## Set problem
In the rows from the first one through the row containing "bar-shadow bbox=[131, 309, 134, 460]", change every "bar-q4" to "bar-Q4" and leave everything else as it is. Give back only those rows.

## Information given
----
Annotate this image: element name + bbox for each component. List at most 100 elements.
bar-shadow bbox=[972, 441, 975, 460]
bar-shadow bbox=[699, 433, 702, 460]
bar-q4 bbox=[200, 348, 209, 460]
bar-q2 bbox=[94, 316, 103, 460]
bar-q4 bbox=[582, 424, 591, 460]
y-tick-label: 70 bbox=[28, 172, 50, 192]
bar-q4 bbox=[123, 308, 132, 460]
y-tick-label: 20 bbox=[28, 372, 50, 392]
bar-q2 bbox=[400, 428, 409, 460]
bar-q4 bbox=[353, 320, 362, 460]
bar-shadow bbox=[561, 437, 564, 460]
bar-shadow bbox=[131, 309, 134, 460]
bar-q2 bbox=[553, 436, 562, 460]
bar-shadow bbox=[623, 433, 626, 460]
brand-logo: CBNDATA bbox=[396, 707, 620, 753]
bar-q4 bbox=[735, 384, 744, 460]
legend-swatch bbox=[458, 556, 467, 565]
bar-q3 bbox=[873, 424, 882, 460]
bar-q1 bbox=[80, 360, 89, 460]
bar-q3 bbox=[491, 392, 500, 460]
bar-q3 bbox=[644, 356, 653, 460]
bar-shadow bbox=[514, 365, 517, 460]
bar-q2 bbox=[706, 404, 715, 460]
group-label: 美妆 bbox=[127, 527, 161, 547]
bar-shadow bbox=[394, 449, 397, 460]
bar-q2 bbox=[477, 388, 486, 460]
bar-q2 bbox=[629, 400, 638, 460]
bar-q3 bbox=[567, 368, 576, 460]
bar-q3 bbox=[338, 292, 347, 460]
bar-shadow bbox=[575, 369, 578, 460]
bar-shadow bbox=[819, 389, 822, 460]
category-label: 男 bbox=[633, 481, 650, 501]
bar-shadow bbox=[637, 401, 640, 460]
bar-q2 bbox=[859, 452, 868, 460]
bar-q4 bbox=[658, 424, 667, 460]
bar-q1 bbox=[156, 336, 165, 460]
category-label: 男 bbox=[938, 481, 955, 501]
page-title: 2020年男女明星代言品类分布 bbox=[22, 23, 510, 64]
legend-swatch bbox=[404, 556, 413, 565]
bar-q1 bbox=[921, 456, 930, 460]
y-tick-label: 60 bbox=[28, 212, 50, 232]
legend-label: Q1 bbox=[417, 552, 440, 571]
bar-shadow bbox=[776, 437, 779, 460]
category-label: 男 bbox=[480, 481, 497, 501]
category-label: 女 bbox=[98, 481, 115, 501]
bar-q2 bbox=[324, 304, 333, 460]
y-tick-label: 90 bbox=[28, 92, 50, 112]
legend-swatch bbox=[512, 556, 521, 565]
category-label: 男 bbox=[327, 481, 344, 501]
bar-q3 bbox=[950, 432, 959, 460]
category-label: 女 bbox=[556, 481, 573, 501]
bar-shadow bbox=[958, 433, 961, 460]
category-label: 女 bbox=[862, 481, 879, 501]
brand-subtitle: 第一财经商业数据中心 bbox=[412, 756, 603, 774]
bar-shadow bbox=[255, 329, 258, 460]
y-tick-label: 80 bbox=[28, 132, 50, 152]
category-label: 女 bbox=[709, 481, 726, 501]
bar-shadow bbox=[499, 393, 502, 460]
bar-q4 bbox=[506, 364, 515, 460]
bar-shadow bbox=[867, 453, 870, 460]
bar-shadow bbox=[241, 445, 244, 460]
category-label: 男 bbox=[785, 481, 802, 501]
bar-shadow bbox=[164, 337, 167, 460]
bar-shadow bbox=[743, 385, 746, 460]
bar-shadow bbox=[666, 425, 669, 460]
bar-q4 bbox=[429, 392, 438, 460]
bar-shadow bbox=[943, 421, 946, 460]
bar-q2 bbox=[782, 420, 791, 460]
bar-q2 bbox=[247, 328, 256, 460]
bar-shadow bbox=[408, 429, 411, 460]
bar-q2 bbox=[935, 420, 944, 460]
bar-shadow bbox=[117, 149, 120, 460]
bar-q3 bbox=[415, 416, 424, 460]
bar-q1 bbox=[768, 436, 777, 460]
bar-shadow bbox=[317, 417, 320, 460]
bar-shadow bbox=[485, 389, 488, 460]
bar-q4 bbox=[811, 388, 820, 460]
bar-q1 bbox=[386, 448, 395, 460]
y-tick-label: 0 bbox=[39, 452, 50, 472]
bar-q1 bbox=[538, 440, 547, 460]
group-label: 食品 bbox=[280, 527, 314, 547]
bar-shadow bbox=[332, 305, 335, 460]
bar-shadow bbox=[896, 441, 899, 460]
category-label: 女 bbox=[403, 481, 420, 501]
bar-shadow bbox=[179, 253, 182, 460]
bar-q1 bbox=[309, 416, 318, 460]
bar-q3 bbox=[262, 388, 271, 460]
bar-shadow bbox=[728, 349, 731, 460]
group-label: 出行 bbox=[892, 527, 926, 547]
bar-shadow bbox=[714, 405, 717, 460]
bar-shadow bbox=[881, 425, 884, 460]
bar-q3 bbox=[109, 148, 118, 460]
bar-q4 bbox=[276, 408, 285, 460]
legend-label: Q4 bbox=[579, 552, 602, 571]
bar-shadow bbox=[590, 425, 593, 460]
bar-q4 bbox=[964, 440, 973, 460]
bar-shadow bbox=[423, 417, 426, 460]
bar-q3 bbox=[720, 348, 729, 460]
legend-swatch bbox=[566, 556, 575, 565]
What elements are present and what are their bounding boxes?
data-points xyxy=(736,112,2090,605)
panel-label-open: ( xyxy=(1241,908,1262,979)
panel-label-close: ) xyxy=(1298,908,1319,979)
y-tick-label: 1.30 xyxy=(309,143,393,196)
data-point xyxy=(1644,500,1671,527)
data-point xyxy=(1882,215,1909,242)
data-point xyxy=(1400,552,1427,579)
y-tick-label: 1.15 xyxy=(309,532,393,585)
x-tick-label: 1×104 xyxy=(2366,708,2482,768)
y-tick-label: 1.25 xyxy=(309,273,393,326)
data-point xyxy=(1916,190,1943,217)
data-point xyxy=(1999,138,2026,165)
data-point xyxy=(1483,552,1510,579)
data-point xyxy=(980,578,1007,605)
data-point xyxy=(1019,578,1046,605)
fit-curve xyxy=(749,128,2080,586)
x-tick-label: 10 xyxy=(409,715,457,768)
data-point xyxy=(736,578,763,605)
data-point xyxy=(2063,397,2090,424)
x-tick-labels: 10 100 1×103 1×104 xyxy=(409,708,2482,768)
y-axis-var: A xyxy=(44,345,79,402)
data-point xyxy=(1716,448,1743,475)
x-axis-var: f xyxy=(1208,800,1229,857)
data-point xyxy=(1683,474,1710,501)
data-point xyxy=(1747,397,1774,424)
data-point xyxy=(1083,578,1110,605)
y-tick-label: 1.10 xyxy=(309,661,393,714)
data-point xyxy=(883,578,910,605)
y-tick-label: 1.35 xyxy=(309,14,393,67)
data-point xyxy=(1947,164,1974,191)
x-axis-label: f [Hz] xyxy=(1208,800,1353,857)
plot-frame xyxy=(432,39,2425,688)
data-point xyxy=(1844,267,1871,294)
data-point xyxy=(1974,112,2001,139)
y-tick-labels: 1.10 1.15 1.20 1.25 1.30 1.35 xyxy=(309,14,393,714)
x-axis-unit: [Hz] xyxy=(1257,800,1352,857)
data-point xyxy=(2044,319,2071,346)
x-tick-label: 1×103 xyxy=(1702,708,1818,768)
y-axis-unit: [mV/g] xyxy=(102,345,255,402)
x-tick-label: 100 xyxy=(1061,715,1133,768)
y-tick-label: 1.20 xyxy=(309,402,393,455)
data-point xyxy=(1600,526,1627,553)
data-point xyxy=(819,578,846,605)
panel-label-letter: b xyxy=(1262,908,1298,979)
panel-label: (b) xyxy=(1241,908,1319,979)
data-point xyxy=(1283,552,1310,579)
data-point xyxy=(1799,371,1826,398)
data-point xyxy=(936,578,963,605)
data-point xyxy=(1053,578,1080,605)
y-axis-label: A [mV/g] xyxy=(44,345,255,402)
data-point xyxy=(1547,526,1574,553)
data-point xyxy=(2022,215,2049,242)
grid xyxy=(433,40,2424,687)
----
## Task output
Annotate this image: element name + bbox for each component. List at most 100 elements.
bar-shadow bbox=[972, 441, 975, 460]
bar-shadow bbox=[699, 433, 702, 460]
bar-Q4 bbox=[200, 348, 209, 460]
bar-q2 bbox=[94, 316, 103, 460]
bar-Q4 bbox=[582, 424, 591, 460]
y-tick-label: 70 bbox=[28, 172, 50, 192]
bar-Q4 bbox=[123, 308, 132, 460]
y-tick-label: 20 bbox=[28, 372, 50, 392]
bar-q2 bbox=[400, 428, 409, 460]
bar-Q4 bbox=[353, 320, 362, 460]
bar-shadow bbox=[561, 437, 564, 460]
bar-shadow bbox=[131, 309, 134, 460]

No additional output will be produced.